What you have to do: Below are the records; pull every line that includes "filled".
/---
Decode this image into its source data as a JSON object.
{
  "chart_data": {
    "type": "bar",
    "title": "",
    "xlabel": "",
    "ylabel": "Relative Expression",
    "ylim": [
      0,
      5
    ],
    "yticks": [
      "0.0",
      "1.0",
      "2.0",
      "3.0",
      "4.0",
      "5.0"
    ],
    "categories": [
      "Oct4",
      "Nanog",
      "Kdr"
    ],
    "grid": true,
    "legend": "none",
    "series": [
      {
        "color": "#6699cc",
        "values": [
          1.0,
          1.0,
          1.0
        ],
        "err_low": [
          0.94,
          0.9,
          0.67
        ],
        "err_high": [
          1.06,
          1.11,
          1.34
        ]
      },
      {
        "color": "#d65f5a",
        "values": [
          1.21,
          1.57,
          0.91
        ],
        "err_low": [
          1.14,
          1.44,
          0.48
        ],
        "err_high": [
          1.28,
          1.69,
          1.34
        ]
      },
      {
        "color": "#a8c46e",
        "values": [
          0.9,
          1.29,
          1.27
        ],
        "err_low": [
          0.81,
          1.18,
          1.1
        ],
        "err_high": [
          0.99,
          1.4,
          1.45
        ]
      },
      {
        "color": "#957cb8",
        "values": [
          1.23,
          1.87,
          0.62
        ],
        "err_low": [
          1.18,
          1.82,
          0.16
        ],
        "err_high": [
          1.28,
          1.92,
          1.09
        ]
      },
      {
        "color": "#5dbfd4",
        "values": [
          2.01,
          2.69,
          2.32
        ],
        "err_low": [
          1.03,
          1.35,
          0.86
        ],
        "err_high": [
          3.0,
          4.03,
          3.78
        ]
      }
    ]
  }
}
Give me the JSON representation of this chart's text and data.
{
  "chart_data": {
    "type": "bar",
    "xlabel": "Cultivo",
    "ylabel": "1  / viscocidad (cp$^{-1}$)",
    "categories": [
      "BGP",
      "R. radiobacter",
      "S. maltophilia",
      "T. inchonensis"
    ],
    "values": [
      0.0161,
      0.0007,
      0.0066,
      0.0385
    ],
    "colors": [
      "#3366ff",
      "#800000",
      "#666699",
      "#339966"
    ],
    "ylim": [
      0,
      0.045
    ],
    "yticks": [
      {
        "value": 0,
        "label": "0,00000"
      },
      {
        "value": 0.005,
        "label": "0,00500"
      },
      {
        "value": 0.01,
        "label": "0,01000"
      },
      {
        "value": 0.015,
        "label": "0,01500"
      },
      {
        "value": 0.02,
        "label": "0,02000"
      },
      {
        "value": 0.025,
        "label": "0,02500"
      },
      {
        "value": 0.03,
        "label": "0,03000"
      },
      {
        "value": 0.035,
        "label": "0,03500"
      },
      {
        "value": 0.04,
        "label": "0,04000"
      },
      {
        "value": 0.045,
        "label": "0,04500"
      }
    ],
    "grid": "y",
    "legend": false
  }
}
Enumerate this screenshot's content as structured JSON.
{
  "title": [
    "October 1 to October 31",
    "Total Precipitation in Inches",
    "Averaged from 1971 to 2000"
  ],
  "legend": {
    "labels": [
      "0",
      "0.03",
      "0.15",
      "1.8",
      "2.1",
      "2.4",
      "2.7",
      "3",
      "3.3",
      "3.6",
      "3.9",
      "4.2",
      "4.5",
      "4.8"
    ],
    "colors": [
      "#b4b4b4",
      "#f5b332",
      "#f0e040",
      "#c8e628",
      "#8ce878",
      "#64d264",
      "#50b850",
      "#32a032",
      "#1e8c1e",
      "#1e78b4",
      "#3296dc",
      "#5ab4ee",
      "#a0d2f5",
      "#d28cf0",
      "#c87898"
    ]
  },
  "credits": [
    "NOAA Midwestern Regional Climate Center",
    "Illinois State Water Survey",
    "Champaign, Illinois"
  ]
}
\---
/---
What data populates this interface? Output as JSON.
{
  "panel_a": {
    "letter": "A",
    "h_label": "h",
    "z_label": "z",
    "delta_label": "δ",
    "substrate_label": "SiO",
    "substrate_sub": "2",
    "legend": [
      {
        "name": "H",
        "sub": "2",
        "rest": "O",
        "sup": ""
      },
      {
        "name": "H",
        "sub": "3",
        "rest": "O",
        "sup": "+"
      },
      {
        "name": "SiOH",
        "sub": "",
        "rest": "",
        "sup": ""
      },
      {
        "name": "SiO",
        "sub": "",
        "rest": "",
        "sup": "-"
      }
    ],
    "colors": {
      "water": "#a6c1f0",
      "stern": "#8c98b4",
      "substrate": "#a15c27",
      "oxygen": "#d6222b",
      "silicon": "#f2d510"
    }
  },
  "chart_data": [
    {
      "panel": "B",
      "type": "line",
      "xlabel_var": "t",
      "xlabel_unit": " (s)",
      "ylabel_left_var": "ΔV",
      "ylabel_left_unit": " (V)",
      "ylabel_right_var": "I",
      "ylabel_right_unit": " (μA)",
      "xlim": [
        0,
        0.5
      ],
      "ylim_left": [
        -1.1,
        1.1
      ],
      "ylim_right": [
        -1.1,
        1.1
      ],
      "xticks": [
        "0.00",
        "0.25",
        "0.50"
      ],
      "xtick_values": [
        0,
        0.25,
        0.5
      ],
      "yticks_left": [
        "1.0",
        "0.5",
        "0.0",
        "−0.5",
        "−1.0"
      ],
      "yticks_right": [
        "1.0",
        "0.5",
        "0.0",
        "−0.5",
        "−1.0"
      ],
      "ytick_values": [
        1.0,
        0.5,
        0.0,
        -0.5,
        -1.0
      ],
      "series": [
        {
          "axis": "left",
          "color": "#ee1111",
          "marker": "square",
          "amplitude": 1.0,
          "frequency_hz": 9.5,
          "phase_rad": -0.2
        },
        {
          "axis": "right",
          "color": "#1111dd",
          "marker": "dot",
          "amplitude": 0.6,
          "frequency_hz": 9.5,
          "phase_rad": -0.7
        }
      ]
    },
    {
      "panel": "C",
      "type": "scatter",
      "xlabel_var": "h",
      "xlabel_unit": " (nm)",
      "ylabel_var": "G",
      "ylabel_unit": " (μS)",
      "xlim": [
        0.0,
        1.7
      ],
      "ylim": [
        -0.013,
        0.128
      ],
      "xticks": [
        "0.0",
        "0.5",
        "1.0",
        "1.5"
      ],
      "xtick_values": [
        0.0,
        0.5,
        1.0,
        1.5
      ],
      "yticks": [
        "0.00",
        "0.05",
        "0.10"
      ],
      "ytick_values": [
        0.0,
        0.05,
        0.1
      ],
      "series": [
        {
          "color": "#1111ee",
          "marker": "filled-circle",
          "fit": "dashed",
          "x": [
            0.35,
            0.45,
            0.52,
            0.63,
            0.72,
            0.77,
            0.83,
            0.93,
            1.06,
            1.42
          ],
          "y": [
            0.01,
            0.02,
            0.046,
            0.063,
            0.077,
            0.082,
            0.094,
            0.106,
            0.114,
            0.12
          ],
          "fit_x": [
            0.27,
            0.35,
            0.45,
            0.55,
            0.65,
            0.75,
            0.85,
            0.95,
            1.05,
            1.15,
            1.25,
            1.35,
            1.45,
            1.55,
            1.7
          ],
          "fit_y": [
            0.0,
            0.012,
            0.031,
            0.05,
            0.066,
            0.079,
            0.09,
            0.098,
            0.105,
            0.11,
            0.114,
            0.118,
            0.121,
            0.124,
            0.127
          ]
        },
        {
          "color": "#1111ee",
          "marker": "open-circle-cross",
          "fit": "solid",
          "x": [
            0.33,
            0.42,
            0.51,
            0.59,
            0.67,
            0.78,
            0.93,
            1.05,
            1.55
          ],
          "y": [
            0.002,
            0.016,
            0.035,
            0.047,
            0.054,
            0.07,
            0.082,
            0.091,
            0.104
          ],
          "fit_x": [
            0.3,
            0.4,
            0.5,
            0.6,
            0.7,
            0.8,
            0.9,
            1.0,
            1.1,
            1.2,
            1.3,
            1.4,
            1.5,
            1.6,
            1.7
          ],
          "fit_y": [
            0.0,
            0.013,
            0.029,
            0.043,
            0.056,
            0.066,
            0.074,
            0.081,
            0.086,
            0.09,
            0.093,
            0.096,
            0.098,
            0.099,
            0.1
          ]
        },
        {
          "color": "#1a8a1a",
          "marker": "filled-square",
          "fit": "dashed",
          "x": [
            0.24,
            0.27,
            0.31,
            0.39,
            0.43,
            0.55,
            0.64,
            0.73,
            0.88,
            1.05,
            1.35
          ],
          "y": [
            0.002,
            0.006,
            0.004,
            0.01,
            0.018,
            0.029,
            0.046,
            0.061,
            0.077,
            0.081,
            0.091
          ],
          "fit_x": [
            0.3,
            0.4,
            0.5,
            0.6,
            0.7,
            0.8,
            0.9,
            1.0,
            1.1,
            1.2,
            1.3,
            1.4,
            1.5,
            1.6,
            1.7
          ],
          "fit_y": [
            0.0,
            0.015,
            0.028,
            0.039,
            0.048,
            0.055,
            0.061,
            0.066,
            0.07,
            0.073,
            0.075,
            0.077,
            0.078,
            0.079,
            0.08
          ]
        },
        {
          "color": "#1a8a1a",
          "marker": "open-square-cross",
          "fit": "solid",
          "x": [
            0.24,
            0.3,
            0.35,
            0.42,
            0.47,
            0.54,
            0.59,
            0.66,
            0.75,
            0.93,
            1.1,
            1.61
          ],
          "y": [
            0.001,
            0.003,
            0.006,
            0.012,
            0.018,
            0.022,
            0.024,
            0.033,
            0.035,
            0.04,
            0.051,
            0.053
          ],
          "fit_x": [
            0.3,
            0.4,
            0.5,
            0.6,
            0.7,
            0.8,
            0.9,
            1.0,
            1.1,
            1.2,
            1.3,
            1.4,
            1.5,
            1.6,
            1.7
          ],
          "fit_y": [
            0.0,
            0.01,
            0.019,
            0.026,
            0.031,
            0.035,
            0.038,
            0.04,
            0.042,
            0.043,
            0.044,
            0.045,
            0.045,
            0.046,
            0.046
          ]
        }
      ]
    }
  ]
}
\---
Task solution:
          "marker": "filled-circle",
          "marker": "filled-square",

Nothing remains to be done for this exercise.